What the exercise asks -
Transcribe the material exactly. Images do not belong in the copy.
--------------------------------
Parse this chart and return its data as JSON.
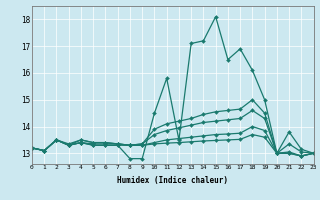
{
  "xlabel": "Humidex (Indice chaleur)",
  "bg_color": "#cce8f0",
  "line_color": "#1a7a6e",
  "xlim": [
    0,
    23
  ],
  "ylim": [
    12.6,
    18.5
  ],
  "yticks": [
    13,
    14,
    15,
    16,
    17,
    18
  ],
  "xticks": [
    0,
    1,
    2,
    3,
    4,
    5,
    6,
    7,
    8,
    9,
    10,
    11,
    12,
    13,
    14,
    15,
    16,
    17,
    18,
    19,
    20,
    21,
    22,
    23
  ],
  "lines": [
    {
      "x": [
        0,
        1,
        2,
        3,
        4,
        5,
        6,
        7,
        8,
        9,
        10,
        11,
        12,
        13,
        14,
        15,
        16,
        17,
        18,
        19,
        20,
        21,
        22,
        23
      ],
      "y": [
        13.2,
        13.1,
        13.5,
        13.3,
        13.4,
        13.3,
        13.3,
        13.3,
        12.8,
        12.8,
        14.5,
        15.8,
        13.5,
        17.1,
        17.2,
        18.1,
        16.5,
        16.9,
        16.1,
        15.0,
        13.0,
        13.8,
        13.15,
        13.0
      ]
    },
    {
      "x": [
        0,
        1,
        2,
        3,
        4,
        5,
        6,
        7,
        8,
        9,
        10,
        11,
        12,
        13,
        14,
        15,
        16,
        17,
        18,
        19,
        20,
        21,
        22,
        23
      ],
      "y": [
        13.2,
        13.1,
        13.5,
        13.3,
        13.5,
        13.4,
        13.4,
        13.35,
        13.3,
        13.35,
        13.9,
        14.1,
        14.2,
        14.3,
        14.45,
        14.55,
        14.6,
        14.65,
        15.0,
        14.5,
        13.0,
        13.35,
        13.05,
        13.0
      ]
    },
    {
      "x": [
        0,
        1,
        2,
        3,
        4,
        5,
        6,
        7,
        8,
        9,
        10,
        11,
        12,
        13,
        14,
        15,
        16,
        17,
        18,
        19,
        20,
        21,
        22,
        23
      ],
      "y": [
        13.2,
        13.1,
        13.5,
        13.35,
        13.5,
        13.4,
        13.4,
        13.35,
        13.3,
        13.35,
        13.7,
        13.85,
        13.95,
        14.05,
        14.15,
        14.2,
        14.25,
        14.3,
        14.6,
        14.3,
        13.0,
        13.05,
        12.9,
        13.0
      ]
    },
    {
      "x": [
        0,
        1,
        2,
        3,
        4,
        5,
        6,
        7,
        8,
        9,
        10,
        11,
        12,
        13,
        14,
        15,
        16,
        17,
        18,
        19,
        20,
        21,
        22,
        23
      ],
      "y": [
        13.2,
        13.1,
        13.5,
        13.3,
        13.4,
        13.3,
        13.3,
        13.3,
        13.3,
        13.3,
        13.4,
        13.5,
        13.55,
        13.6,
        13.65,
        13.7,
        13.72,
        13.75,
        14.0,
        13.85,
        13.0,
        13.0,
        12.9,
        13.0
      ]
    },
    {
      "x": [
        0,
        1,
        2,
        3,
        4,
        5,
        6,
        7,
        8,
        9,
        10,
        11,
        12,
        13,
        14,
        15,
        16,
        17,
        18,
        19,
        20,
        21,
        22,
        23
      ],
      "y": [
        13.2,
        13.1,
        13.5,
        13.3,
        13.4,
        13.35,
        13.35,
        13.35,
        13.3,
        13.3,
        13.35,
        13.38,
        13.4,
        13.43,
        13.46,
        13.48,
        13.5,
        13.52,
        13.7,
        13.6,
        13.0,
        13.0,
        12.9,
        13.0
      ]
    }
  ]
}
--------------------------------
Complete response -
Parse this chart and return its data as JSON.
{
  "xlabel": "Humidex (Indice chaleur)",
  "bg_color": "#cce8f0",
  "line_color": "#1a7a6e",
  "xlim": [
    0,
    23
  ],
  "ylim": [
    12.6,
    18.5
  ],
  "yticks": [
    13,
    14,
    15,
    16,
    17,
    18
  ],
  "xticks": [
    0,
    1,
    2,
    3,
    4,
    5,
    6,
    7,
    8,
    9,
    10,
    11,
    12,
    13,
    14,
    15,
    16,
    17,
    18,
    19,
    20,
    21,
    22,
    23
  ],
  "lines": [
    {
      "x": [
        0,
        1,
        2,
        3,
        4,
        5,
        6,
        7,
        8,
        9,
        10,
        11,
        12,
        13,
        14,
        15,
        16,
        17,
        18,
        19,
        20,
        21,
        22,
        23
      ],
      "y": [
        13.2,
        13.1,
        13.5,
        13.3,
        13.4,
        13.3,
        13.3,
        13.3,
        12.8,
        12.8,
        14.5,
        15.8,
        13.5,
        17.1,
        17.2,
        18.1,
        16.5,
        16.9,
        16.1,
        15.0,
        13.0,
        13.8,
        13.15,
        13.0
      ]
    },
    {
      "x": [
        0,
        1,
        2,
        3,
        4,
        5,
        6,
        7,
        8,
        9,
        10,
        11,
        12,
        13,
        14,
        15,
        16,
        17,
        18,
        19,
        20,
        21,
        22,
        23
      ],
      "y": [
        13.2,
        13.1,
        13.5,
        13.3,
        13.5,
        13.4,
        13.4,
        13.35,
        13.3,
        13.35,
        13.9,
        14.1,
        14.2,
        14.3,
        14.45,
        14.55,
        14.6,
        14.65,
        15.0,
        14.5,
        13.0,
        13.35,
        13.05,
        13.0
      ]
    },
    {
      "x": [
        0,
        1,
        2,
        3,
        4,
        5,
        6,
        7,
        8,
        9,
        10,
        11,
        12,
        13,
        14,
        15,
        16,
        17,
        18,
        19,
        20,
        21,
        22,
        23
      ],
      "y": [
        13.2,
        13.1,
        13.5,
        13.35,
        13.5,
        13.4,
        13.4,
        13.35,
        13.3,
        13.35,
        13.7,
        13.85,
        13.95,
        14.05,
        14.15,
        14.2,
        14.25,
        14.3,
        14.6,
        14.3,
        13.0,
        13.05,
        12.9,
        13.0
      ]
    },
    {
      "x": [
        0,
        1,
        2,
        3,
        4,
        5,
        6,
        7,
        8,
        9,
        10,
        11,
        12,
        13,
        14,
        15,
        16,
        17,
        18,
        19,
        20,
        21,
        22,
        23
      ],
      "y": [
        13.2,
        13.1,
        13.5,
        13.3,
        13.4,
        13.3,
        13.3,
        13.3,
        13.3,
        13.3,
        13.4,
        13.5,
        13.55,
        13.6,
        13.65,
        13.7,
        13.72,
        13.75,
        14.0,
        13.85,
        13.0,
        13.0,
        12.9,
        13.0
      ]
    },
    {
      "x": [
        0,
        1,
        2,
        3,
        4,
        5,
        6,
        7,
        8,
        9,
        10,
        11,
        12,
        13,
        14,
        15,
        16,
        17,
        18,
        19,
        20,
        21,
        22,
        23
      ],
      "y": [
        13.2,
        13.1,
        13.5,
        13.3,
        13.4,
        13.35,
        13.35,
        13.35,
        13.3,
        13.3,
        13.35,
        13.38,
        13.4,
        13.43,
        13.46,
        13.48,
        13.5,
        13.52,
        13.7,
        13.6,
        13.0,
        13.0,
        12.9,
        13.0
      ]
    }
  ]
}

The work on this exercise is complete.